● **INSTRUCTION**: Return the data exactly, with all pictures removed.
'''
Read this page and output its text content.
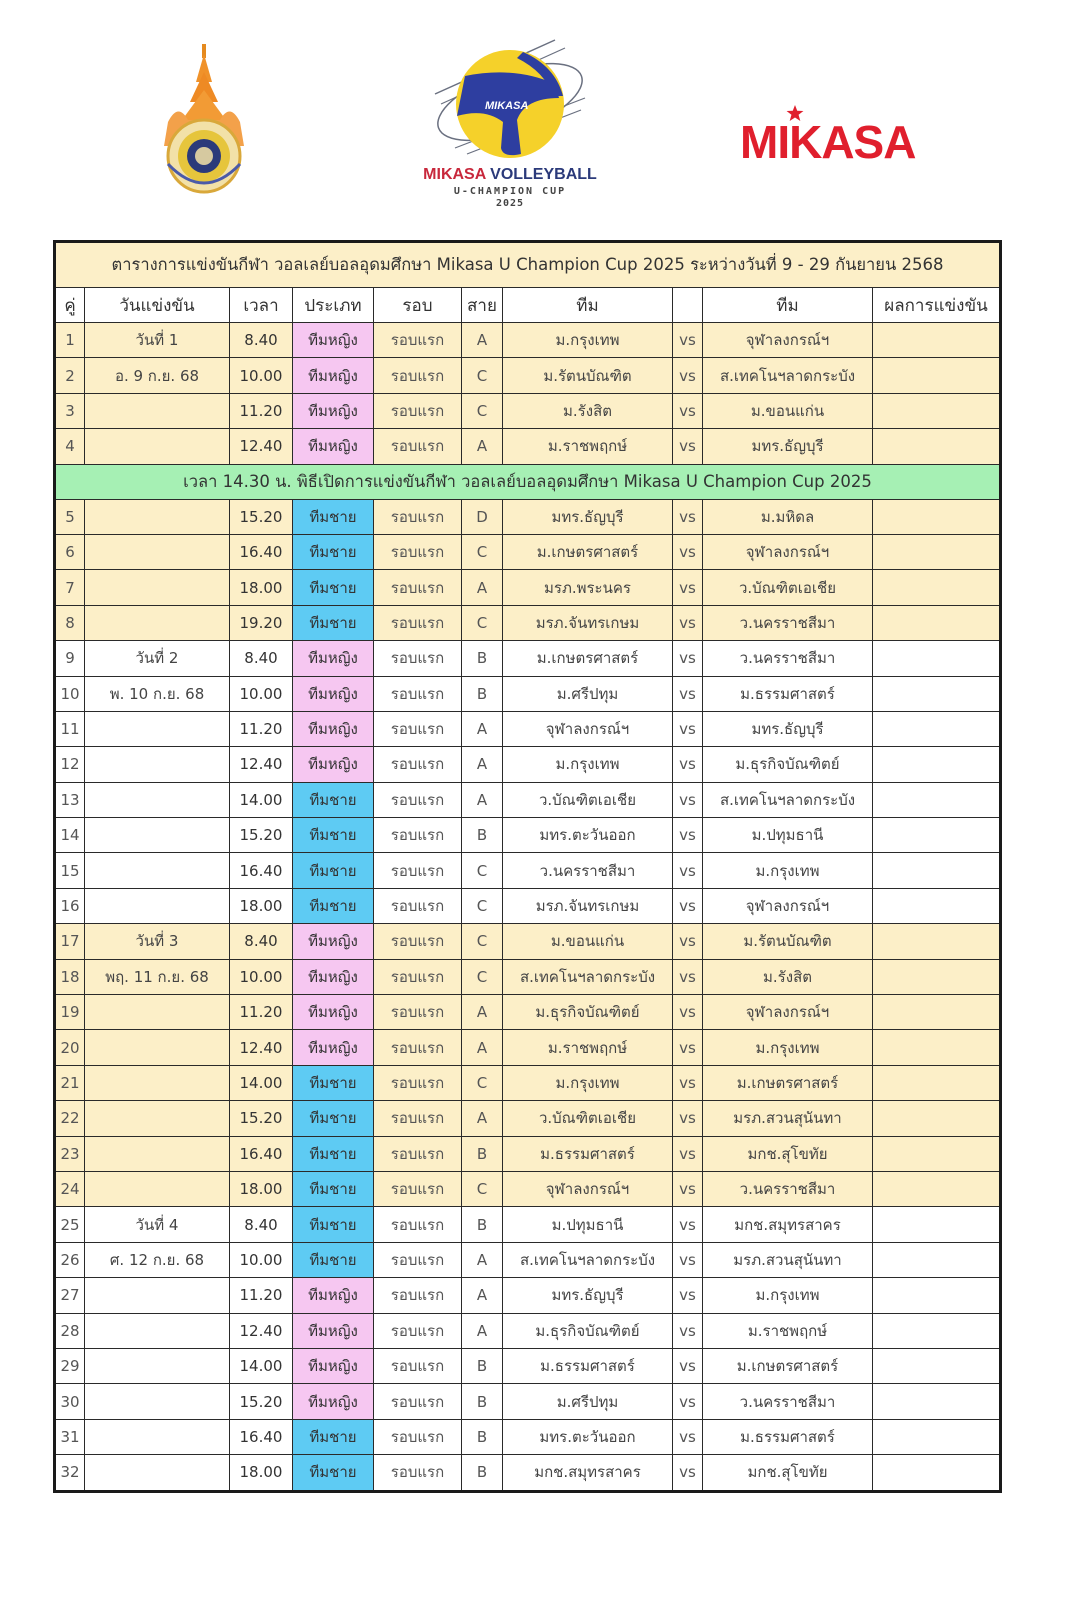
MIKASA
MIKASA VOLLEYBALL
U-CHAMPION CUP
2025
MIKASA
ตารางการแข่งขันกีฬา วอลเลย์บอลอุดมศึกษา Mikasa U Champion Cup 2025 ระหว่างวันที่ 9 - 29 กันยายน 2568									
คู่	วันแข่งขัน	เวลา	ประเภท	รอบ	สาย	ทีม		ทีม	ผลการแข่งขัน
1	วันที่ 1	8.40	ทีมหญิง	รอบแรก	A	ม.กรุงเทพ	vs	จุฬาลงกรณ์ฯ	
2	อ. 9 ก.ย. 68	10.00	ทีมหญิง	รอบแรก	C	ม.รัตนบัณฑิต	vs	ส.เทคโนฯลาดกระบัง	
3		11.20	ทีมหญิง	รอบแรก	C	ม.รังสิต	vs	ม.ขอนแก่น	
4		12.40	ทีมหญิง	รอบแรก	A	ม.ราชพฤกษ์	vs	มทร.ธัญบุรี	
เวลา 14.30 น. พิธีเปิดการแข่งขันกีฬา วอลเลย์บอลอุดมศึกษา Mikasa U Champion Cup 2025									
5		15.20	ทีมชาย	รอบแรก	D	มทร.ธัญบุรี	vs	ม.มหิดล	
6		16.40	ทีมชาย	รอบแรก	C	ม.เกษตรศาสตร์	vs	จุฬาลงกรณ์ฯ	
7		18.00	ทีมชาย	รอบแรก	A	มรภ.พระนคร	vs	ว.บัณฑิตเอเชีย	
8		19.20	ทีมชาย	รอบแรก	C	มรภ.จันทรเกษม	vs	ว.นครราชสีมา	
9	วันที่ 2	8.40	ทีมหญิง	รอบแรก	B	ม.เกษตรศาสตร์	vs	ว.นครราชสีมา	
10	พ. 10 ก.ย. 68	10.00	ทีมหญิง	รอบแรก	B	ม.ศรีปทุม	vs	ม.ธรรมศาสตร์	
11		11.20	ทีมหญิง	รอบแรก	A	จุฬาลงกรณ์ฯ	vs	มทร.ธัญบุรี	
12		12.40	ทีมหญิง	รอบแรก	A	ม.กรุงเทพ	vs	ม.ธุรกิจบัณฑิตย์	
13		14.00	ทีมชาย	รอบแรก	A	ว.บัณฑิตเอเชีย	vs	ส.เทคโนฯลาดกระบัง	
14		15.20	ทีมชาย	รอบแรก	B	มทร.ตะวันออก	vs	ม.ปทุมธานี	
15		16.40	ทีมชาย	รอบแรก	C	ว.นครราชสีมา	vs	ม.กรุงเทพ	
16		18.00	ทีมชาย	รอบแรก	C	มรภ.จันทรเกษม	vs	จุฬาลงกรณ์ฯ	
17	วันที่ 3	8.40	ทีมหญิง	รอบแรก	C	ม.ขอนแก่น	vs	ม.รัตนบัณฑิต	
18	พฤ. 11 ก.ย. 68	10.00	ทีมหญิง	รอบแรก	C	ส.เทคโนฯลาดกระบัง	vs	ม.รังสิต	
19		11.20	ทีมหญิง	รอบแรก	A	ม.ธุรกิจบัณฑิตย์	vs	จุฬาลงกรณ์ฯ	
20		12.40	ทีมหญิง	รอบแรก	A	ม.ราชพฤกษ์	vs	ม.กรุงเทพ	
21		14.00	ทีมชาย	รอบแรก	C	ม.กรุงเทพ	vs	ม.เกษตรศาสตร์	
22		15.20	ทีมชาย	รอบแรก	A	ว.บัณฑิตเอเชีย	vs	มรภ.สวนสุนันทา	
23		16.40	ทีมชาย	รอบแรก	B	ม.ธรรมศาสตร์	vs	มกช.สุโขทัย	
24		18.00	ทีมชาย	รอบแรก	C	จุฬาลงกรณ์ฯ	vs	ว.นครราชสีมา	
25	วันที่ 4	8.40	ทีมชาย	รอบแรก	B	ม.ปทุมธานี	vs	มกช.สมุทรสาคร	
26	ศ. 12 ก.ย. 68	10.00	ทีมชาย	รอบแรก	A	ส.เทคโนฯลาดกระบัง	vs	มรภ.สวนสุนันทา	
27		11.20	ทีมหญิง	รอบแรก	A	มทร.ธัญบุรี	vs	ม.กรุงเทพ	
28		12.40	ทีมหญิง	รอบแรก	A	ม.ธุรกิจบัณฑิตย์	vs	ม.ราชพฤกษ์	
29		14.00	ทีมหญิง	รอบแรก	B	ม.ธรรมศาสตร์	vs	ม.เกษตรศาสตร์	
30		15.20	ทีมหญิง	รอบแรก	B	ม.ศรีปทุม	vs	ว.นครราชสีมา	
31		16.40	ทีมชาย	รอบแรก	B	มทร.ตะวันออก	vs	ม.ธรรมศาสตร์	
32		18.00	ทีมชาย	รอบแรก	B	มกช.สมุทรสาคร	vs	มกช.สุโขทัย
'''
● **REPLY TO THE TASK**:
Read this page and output its text content.
MIKASA
MIKASA VOLLEYBALL
U-CHAMPION CUP
2025
MIKASA
ตารางการแข่งขันกีฬา วอลเลย์บอลอุดมศึกษา Mikasa U Champion Cup 2025 ระหว่างวันที่ 9 - 29 กันยายน 2568									
คู่	วันแข่งขัน	เวลา	ประเภท	รอบ	สาย	ทีม		ทีม	ผลการแข่งขัน
1	วันที่ 1	8.40	ทีมหญิง	รอบแรก	A	ม.กรุงเทพ	vs	จุฬาลงกรณ์ฯ	
2	อ. 9 ก.ย. 68	10.00	ทีมหญิง	รอบแรก	C	ม.รัตนบัณฑิต	vs	ส.เทคโนฯลาดกระบัง	
3		11.20	ทีมหญิง	รอบแรก	C	ม.รังสิต	vs	ม.ขอนแก่น	
4		12.40	ทีมหญิง	รอบแรก	A	ม.ราชพฤกษ์	vs	มทร.ธัญบุรี	
เวลา 14.30 น. พิธีเปิดการแข่งขันกีฬา วอลเลย์บอลอุดมศึกษา Mikasa U Champion Cup 2025									
5		15.20	ทีมชาย	รอบแรก	D	มทร.ธัญบุรี	vs	ม.มหิดล	
6		16.40	ทีมชาย	รอบแรก	C	ม.เกษตรศาสตร์	vs	จุฬาลงกรณ์ฯ	
7		18.00	ทีมชาย	รอบแรก	A	มรภ.พระนคร	vs	ว.บัณฑิตเอเชีย	
8		19.20	ทีมชาย	รอบแรก	C	มรภ.จันทรเกษม	vs	ว.นครราชสีมา	
9	วันที่ 2	8.40	ทีมหญิง	รอบแรก	B	ม.เกษตรศาสตร์	vs	ว.นครราชสีมา	
10	พ. 10 ก.ย. 68	10.00	ทีมหญิง	รอบแรก	B	ม.ศรีปทุม	vs	ม.ธรรมศาสตร์	
11		11.20	ทีมหญิง	รอบแรก	A	จุฬาลงกรณ์ฯ	vs	มทร.ธัญบุรี	
12		12.40	ทีมหญิง	รอบแรก	A	ม.กรุงเทพ	vs	ม.ธุรกิจบัณฑิตย์	
13		14.00	ทีมชาย	รอบแรก	A	ว.บัณฑิตเอเชีย	vs	ส.เทคโนฯลาดกระบัง	
14		15.20	ทีมชาย	รอบแรก	B	มทร.ตะวันออก	vs	ม.ปทุมธานี	
15		16.40	ทีมชาย	รอบแรก	C	ว.นครราชสีมา	vs	ม.กรุงเทพ	
16		18.00	ทีมชาย	รอบแรก	C	มรภ.จันทรเกษม	vs	จุฬาลงกรณ์ฯ	
17	วันที่ 3	8.40	ทีมหญิง	รอบแรก	C	ม.ขอนแก่น	vs	ม.รัตนบัณฑิต	
18	พฤ. 11 ก.ย. 68	10.00	ทีมหญิง	รอบแรก	C	ส.เทคโนฯลาดกระบัง	vs	ม.รังสิต	
19		11.20	ทีมหญิง	รอบแรก	A	ม.ธุรกิจบัณฑิตย์	vs	จุฬาลงกรณ์ฯ	
20		12.40	ทีมหญิง	รอบแรก	A	ม.ราชพฤกษ์	vs	ม.กรุงเทพ	
21		14.00	ทีมชาย	รอบแรก	C	ม.กรุงเทพ	vs	ม.เกษตรศาสตร์	
22		15.20	ทีมชาย	รอบแรก	A	ว.บัณฑิตเอเชีย	vs	มรภ.สวนสุนันทา	
23		16.40	ทีมชาย	รอบแรก	B	ม.ธรรมศาสตร์	vs	มกช.สุโขทัย	
24		18.00	ทีมชาย	รอบแรก	C	จุฬาลงกรณ์ฯ	vs	ว.นครราชสีมา	
25	วันที่ 4	8.40	ทีมชาย	รอบแรก	B	ม.ปทุมธานี	vs	มกช.สมุทรสาคร	
26	ศ. 12 ก.ย. 68	10.00	ทีมชาย	รอบแรก	A	ส.เทคโนฯลาดกระบัง	vs	มรภ.สวนสุนันทา	
27		11.20	ทีมหญิง	รอบแรก	A	มทร.ธัญบุรี	vs	ม.กรุงเทพ	
28		12.40	ทีมหญิง	รอบแรก	A	ม.ธุรกิจบัณฑิตย์	vs	ม.ราชพฤกษ์	
29		14.00	ทีมหญิง	รอบแรก	B	ม.ธรรมศาสตร์	vs	ม.เกษตรศาสตร์	
30		15.20	ทีมหญิง	รอบแรก	B	ม.ศรีปทุม	vs	ว.นครราชสีมา	
31		16.40	ทีมชาย	รอบแรก	B	มทร.ตะวันออก	vs	ม.ธรรมศาสตร์	
32		18.00	ทีมชาย	รอบแรก	B	มกช.สมุทรสาคร	vs	มกช.สุโขทัย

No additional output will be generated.